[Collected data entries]

## Start

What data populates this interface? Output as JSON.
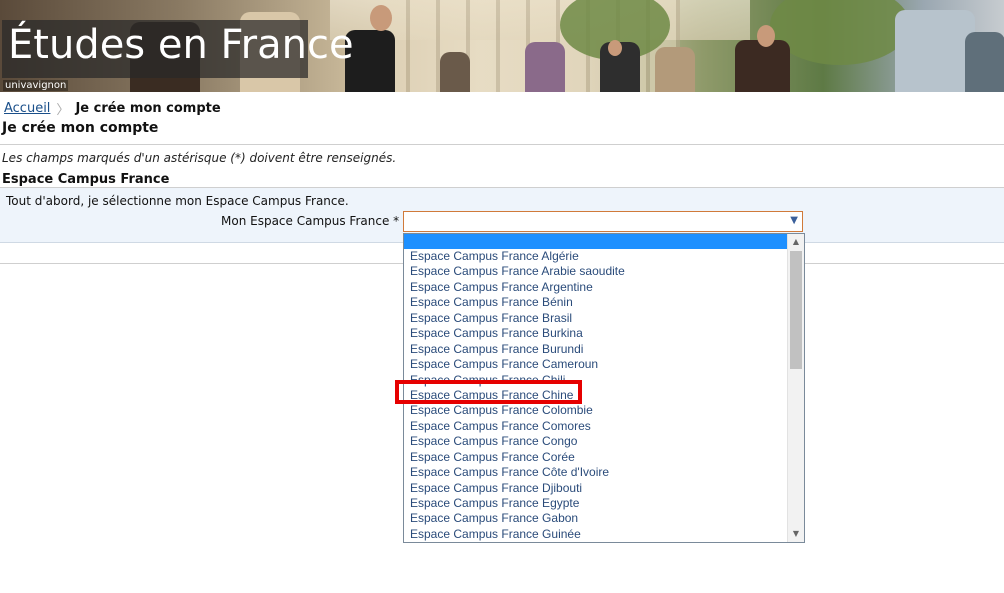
{
  "banner": {
    "title": "Études en France",
    "credit": "univavignon"
  },
  "breadcrumb": {
    "home": "Accueil",
    "current": "Je crée mon compte"
  },
  "page": {
    "title": "Je crée mon compte",
    "required_note": "Les champs marqués d'un astérisque (*) doivent être renseignés.",
    "section_title": "Espace Campus France",
    "intro": "Tout d'abord, je sélectionne mon Espace Campus France."
  },
  "form": {
    "field_label": "Mon Espace Campus France * :",
    "selected_value": "",
    "options": [
      "Espace Campus France Algérie",
      "Espace Campus France Arabie saoudite",
      "Espace Campus France Argentine",
      "Espace Campus France Bénin",
      "Espace Campus France Brasil",
      "Espace Campus France Burkina",
      "Espace Campus France Burundi",
      "Espace Campus France Cameroun",
      "Espace Campus France Chili",
      "Espace Campus France Chine",
      "Espace Campus France Colombie",
      "Espace Campus France Comores",
      "Espace Campus France Congo",
      "Espace Campus France Corée",
      "Espace Campus France Côte d'Ivoire",
      "Espace Campus France Djibouti",
      "Espace Campus France Egypte",
      "Espace Campus France Gabon",
      "Espace Campus France Guinée"
    ]
  },
  "colors": {
    "link": "#1a4f8a",
    "option_text": "#2a4b7a",
    "selected_blank": "#1e90ff",
    "highlight_box": "#e60000",
    "panel_bg": "#eef4fb"
  }
}
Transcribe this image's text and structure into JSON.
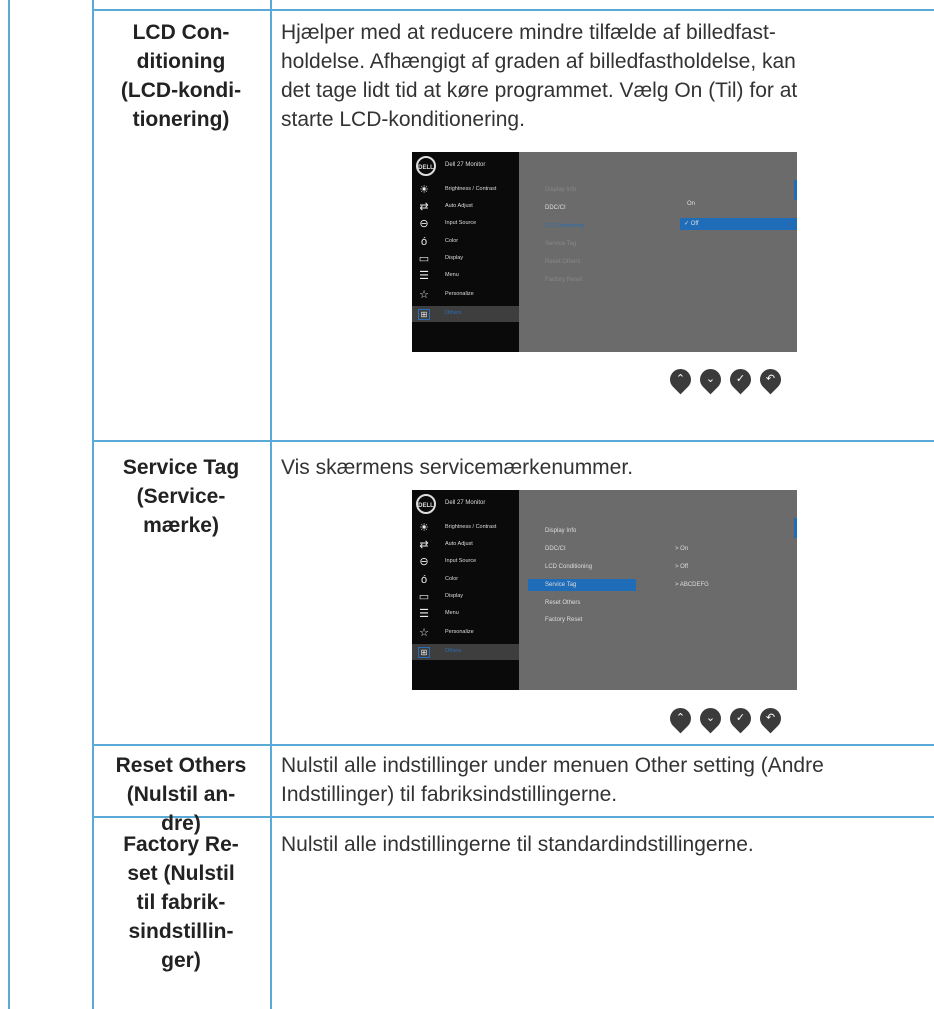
{
  "rows": [
    {
      "term": [
        "LCD Con-",
        "ditioning",
        "(LCD-kondi-",
        "tionering)"
      ],
      "desc": [
        "Hjælper med at reducere mindre tilfælde af billedfast-",
        "holdelse. Afhængigt af graden af billedfastholdelse, kan",
        "det tage lidt tid at køre programmet. Vælg On (Til) for at",
        "starte LCD-konditionering."
      ]
    },
    {
      "term": [
        "Service Tag",
        "(Service-",
        "mærke)"
      ],
      "desc": [
        "Vis skærmens servicemærkenummer."
      ]
    },
    {
      "term": [
        "Reset Others",
        "(Nulstil an-",
        "dre)"
      ],
      "desc": [
        "Nulstil alle indstillinger under menuen Other setting (Andre",
        "Indstillinger) til fabriksindstillingerne."
      ]
    },
    {
      "term": [
        "Factory Re-",
        "set (Nulstil",
        "til fabrik-",
        "sindstillin-",
        "ger)"
      ],
      "desc": [
        "Nulstil alle indstillingerne til standardindstillingerne."
      ]
    }
  ],
  "osd": {
    "logo": "DELL",
    "title": "Dell 27 Monitor",
    "menu": [
      "Brightness / Contrast",
      "Auto Adjust",
      "Input Source",
      "Color",
      "Display",
      "Menu",
      "Personalize",
      "Others"
    ],
    "menu_icons": [
      "brightness-icon",
      "auto-adjust-icon",
      "input-source-icon",
      "color-icon",
      "display-icon",
      "menu-icon",
      "personalize-icon",
      "others-icon"
    ],
    "submenu": [
      "Display Info",
      "DDC/CI",
      "LCD Conditioning",
      "Service Tag",
      "Reset Others",
      "Factory Reset"
    ],
    "lcd_options": [
      "On",
      "✓ Off"
    ],
    "service_values": [
      "> On",
      "> Off",
      "> ABCDEFG"
    ],
    "nav_icons": [
      "up-icon",
      "down-icon",
      "check-icon",
      "back-icon"
    ],
    "nav_glyphs": [
      "⌃",
      "⌄",
      "✓",
      "↶"
    ]
  },
  "colors": {
    "border": "#5aa9d6",
    "highlight": "#1f6db8"
  }
}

## End

▶ _Required task_
Go through the material above and print all of it exactly, except the pictures.

▶ _Task solution_
What data populates this interface? Output as JSON.
{
  "banner": {
    "title": "Études en France",
    "credit": "univavignon"
  },
  "breadcrumb": {
    "home": "Accueil",
    "current": "Je crée mon compte"
  },
  "page": {
    "title": "Je crée mon compte",
    "required_note": "Les champs marqués d'un astérisque (*) doivent être renseignés.",
    "section_title": "Espace Campus France",
    "intro": "Tout d'abord, je sélectionne mon Espace Campus France."
  },
  "form": {
    "field_label": "Mon Espace Campus France * :",
    "selected_value": "",
    "options": [
      "Espace Campus France Algérie",
      "Espace Campus France Arabie saoudite",
      "Espace Campus France Argentine",
      "Espace Campus France Bénin",
      "Espace Campus France Brasil",
      "Espace Campus France Burkina",
      "Espace Campus France Burundi",
      "Espace Campus France Cameroun",
      "Espace Campus France Chili",
      "Espace Campus France Chine",
      "Espace Campus France Colombie",
      "Espace Campus France Comores",
      "Espace Campus France Congo",
      "Espace Campus France Corée",
      "Espace Campus France Côte d'Ivoire",
      "Espace Campus France Djibouti",
      "Espace Campus France Egypte",
      "Espace Campus France Gabon",
      "Espace Campus France Guinée"
    ]
  },
  "colors": {
    "link": "#1a4f8a",
    "option_text": "#2a4b7a",
    "selected_blank": "#1e90ff",
    "highlight_box": "#e60000",
    "panel_bg": "#eef4fb"
  }
}
Transcribe this image's text and structure into JSON.
{
  "rows": [
    {
      "term": [
        "LCD Con-",
        "ditioning",
        "(LCD-kondi-",
        "tionering)"
      ],
      "desc": [
        "Hjælper med at reducere mindre tilfælde af billedfast-",
        "holdelse. Afhængigt af graden af billedfastholdelse, kan",
        "det tage lidt tid at køre programmet. Vælg On (Til) for at",
        "starte LCD-konditionering."
      ]
    },
    {
      "term": [
        "Service Tag",
        "(Service-",
        "mærke)"
      ],
      "desc": [
        "Vis skærmens servicemærkenummer."
      ]
    },
    {
      "term": [
        "Reset Others",
        "(Nulstil an-",
        "dre)"
      ],
      "desc": [
        "Nulstil alle indstillinger under menuen Other setting (Andre",
        "Indstillinger) til fabriksindstillingerne."
      ]
    },
    {
      "term": [
        "Factory Re-",
        "set (Nulstil",
        "til fabrik-",
        "sindstillin-",
        "ger)"
      ],
      "desc": [
        "Nulstil alle indstillingerne til standardindstillingerne."
      ]
    }
  ],
  "osd": {
    "logo": "DELL",
    "title": "Dell 27 Monitor",
    "menu": [
      "Brightness / Contrast",
      "Auto Adjust",
      "Input Source",
      "Color",
      "Display",
      "Menu",
      "Personalize",
      "Others"
    ],
    "menu_icons": [
      "brightness-icon",
      "auto-adjust-icon",
      "input-source-icon",
      "color-icon",
      "display-icon",
      "menu-icon",
      "personalize-icon",
      "others-icon"
    ],
    "submenu": [
      "Display Info",
      "DDC/CI",
      "LCD Conditioning",
      "Service Tag",
      "Reset Others",
      "Factory Reset"
    ],
    "lcd_options": [
      "On",
      "✓ Off"
    ],
    "service_values": [
      "> On",
      "> Off",
      "> ABCDEFG"
    ],
    "nav_icons": [
      "up-icon",
      "down-icon",
      "check-icon",
      "back-icon"
    ],
    "nav_glyphs": [
      "⌃",
      "⌄",
      "✓",
      "↶"
    ]
  },
  "colors": {
    "border": "#5aa9d6",
    "highlight": "#1f6db8"
  }
}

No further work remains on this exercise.